===== Record list =====

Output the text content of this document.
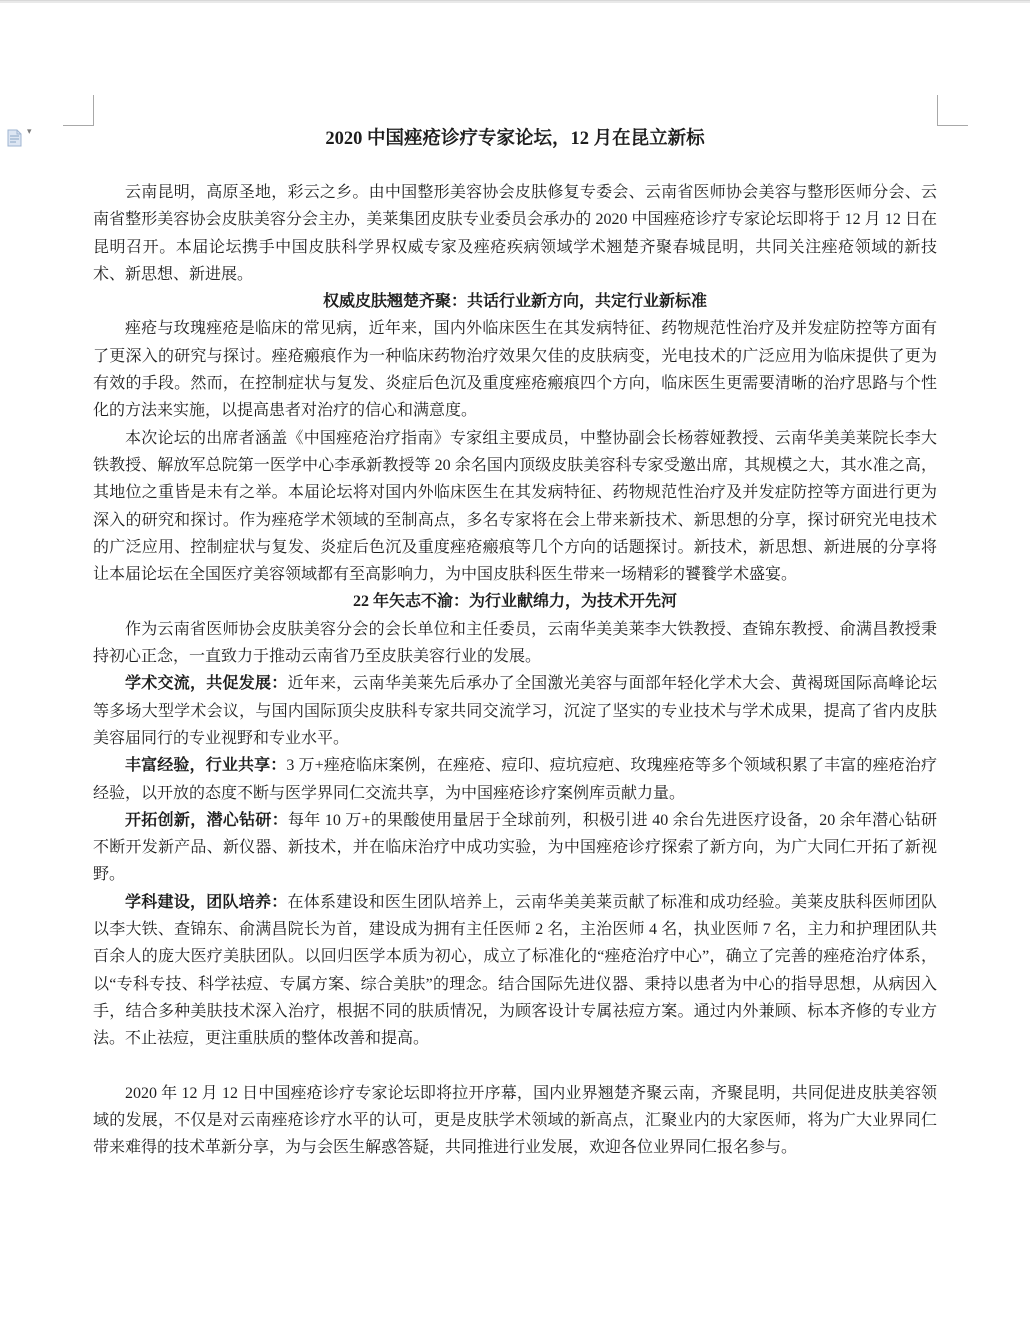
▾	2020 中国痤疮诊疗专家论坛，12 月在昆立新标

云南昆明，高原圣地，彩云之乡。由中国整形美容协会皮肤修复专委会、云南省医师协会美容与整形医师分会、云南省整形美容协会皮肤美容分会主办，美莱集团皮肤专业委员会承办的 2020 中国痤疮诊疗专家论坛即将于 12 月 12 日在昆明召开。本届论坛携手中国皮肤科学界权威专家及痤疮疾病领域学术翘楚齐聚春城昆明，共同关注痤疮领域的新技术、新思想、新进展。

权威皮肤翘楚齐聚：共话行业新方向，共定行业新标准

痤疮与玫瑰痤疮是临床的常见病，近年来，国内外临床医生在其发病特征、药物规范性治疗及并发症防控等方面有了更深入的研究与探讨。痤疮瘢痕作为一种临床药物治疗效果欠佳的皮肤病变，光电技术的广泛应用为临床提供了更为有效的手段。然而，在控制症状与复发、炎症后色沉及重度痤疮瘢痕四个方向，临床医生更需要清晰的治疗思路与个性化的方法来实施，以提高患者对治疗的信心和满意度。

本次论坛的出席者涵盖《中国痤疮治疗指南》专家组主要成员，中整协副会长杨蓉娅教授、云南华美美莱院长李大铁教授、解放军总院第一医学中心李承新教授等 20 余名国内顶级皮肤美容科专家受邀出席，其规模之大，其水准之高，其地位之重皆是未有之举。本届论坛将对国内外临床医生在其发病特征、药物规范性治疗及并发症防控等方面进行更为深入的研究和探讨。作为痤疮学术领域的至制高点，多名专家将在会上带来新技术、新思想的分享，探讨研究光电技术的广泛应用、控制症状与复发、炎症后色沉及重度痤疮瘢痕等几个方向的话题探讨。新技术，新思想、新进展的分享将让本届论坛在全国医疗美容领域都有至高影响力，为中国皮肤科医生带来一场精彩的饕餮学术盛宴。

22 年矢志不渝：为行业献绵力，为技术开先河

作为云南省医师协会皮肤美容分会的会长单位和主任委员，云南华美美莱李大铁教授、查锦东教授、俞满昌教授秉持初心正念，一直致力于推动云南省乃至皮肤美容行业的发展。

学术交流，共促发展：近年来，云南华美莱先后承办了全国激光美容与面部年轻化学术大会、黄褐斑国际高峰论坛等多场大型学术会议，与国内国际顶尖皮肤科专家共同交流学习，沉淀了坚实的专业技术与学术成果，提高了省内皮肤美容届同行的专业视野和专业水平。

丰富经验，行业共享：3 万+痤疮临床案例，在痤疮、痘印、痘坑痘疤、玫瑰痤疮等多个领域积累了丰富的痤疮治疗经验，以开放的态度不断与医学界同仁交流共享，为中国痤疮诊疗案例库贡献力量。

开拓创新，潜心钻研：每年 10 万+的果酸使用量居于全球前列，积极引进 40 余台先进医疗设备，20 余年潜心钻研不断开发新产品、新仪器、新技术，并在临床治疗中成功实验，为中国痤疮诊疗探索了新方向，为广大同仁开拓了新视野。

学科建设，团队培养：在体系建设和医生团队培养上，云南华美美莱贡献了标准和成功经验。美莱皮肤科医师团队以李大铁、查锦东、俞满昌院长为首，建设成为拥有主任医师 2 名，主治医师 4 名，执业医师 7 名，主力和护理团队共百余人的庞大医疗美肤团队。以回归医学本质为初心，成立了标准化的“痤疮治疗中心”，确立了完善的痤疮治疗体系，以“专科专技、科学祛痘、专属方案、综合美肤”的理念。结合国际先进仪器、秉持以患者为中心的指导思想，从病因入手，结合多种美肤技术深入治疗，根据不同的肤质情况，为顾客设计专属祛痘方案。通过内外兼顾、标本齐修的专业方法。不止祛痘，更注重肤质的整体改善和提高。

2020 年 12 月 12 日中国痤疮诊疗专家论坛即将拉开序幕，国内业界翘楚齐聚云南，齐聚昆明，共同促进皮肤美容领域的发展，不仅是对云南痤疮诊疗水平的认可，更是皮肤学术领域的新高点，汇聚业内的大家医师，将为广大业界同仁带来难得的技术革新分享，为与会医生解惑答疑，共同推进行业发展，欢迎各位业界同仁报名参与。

=====

→ To do:
Every entry must be reproduced exactly, with the images left out.

→ Answer to this problem:
Output the text content of this document.
▾	2020 中国痤疮诊疗专家论坛，12 月在昆立新标

云南昆明，高原圣地，彩云之乡。由中国整形美容协会皮肤修复专委会、云南省医师协会美容与整形医师分会、云南省整形美容协会皮肤美容分会主办，美莱集团皮肤专业委员会承办的 2020 中国痤疮诊疗专家论坛即将于 12 月 12 日在昆明召开。本届论坛携手中国皮肤科学界权威专家及痤疮疾病领域学术翘楚齐聚春城昆明，共同关注痤疮领域的新技术、新思想、新进展。

权威皮肤翘楚齐聚：共话行业新方向，共定行业新标准

痤疮与玫瑰痤疮是临床的常见病，近年来，国内外临床医生在其发病特征、药物规范性治疗及并发症防控等方面有了更深入的研究与探讨。痤疮瘢痕作为一种临床药物治疗效果欠佳的皮肤病变，光电技术的广泛应用为临床提供了更为有效的手段。然而，在控制症状与复发、炎症后色沉及重度痤疮瘢痕四个方向，临床医生更需要清晰的治疗思路与个性化的方法来实施，以提高患者对治疗的信心和满意度。

本次论坛的出席者涵盖《中国痤疮治疗指南》专家组主要成员，中整协副会长杨蓉娅教授、云南华美美莱院长李大铁教授、解放军总院第一医学中心李承新教授等 20 余名国内顶级皮肤美容科专家受邀出席，其规模之大，其水准之高，其地位之重皆是未有之举。本届论坛将对国内外临床医生在其发病特征、药物规范性治疗及并发症防控等方面进行更为深入的研究和探讨。作为痤疮学术领域的至制高点，多名专家将在会上带来新技术、新思想的分享，探讨研究光电技术的广泛应用、控制症状与复发、炎症后色沉及重度痤疮瘢痕等几个方向的话题探讨。新技术，新思想、新进展的分享将让本届论坛在全国医疗美容领域都有至高影响力，为中国皮肤科医生带来一场精彩的饕餮学术盛宴。

22 年矢志不渝：为行业献绵力，为技术开先河

作为云南省医师协会皮肤美容分会的会长单位和主任委员，云南华美美莱李大铁教授、查锦东教授、俞满昌教授秉持初心正念，一直致力于推动云南省乃至皮肤美容行业的发展。

学术交流，共促发展：近年来，云南华美莱先后承办了全国激光美容与面部年轻化学术大会、黄褐斑国际高峰论坛等多场大型学术会议，与国内国际顶尖皮肤科专家共同交流学习，沉淀了坚实的专业技术与学术成果，提高了省内皮肤美容届同行的专业视野和专业水平。

丰富经验，行业共享：3 万+痤疮临床案例，在痤疮、痘印、痘坑痘疤、玫瑰痤疮等多个领域积累了丰富的痤疮治疗经验，以开放的态度不断与医学界同仁交流共享，为中国痤疮诊疗案例库贡献力量。

开拓创新，潜心钻研：每年 10 万+的果酸使用量居于全球前列，积极引进 40 余台先进医疗设备，20 余年潜心钻研不断开发新产品、新仪器、新技术，并在临床治疗中成功实验，为中国痤疮诊疗探索了新方向，为广大同仁开拓了新视野。

学科建设，团队培养：在体系建设和医生团队培养上，云南华美美莱贡献了标准和成功经验。美莱皮肤科医师团队以李大铁、查锦东、俞满昌院长为首，建设成为拥有主任医师 2 名，主治医师 4 名，执业医师 7 名，主力和护理团队共百余人的庞大医疗美肤团队。以回归医学本质为初心，成立了标准化的“痤疮治疗中心”，确立了完善的痤疮治疗体系，以“专科专技、科学祛痘、专属方案、综合美肤”的理念。结合国际先进仪器、秉持以患者为中心的指导思想，从病因入手，结合多种美肤技术深入治疗，根据不同的肤质情况，为顾客设计专属祛痘方案。通过内外兼顾、标本齐修的专业方法。不止祛痘，更注重肤质的整体改善和提高。

2020 年 12 月 12 日中国痤疮诊疗专家论坛即将拉开序幕，国内业界翘楚齐聚云南，齐聚昆明，共同促进皮肤美容领域的发展，不仅是对云南痤疮诊疗水平的认可，更是皮肤学术领域的新高点，汇聚业内的大家医师，将为广大业界同仁带来难得的技术革新分享，为与会医生解惑答疑，共同推进行业发展，欢迎各位业界同仁报名参与。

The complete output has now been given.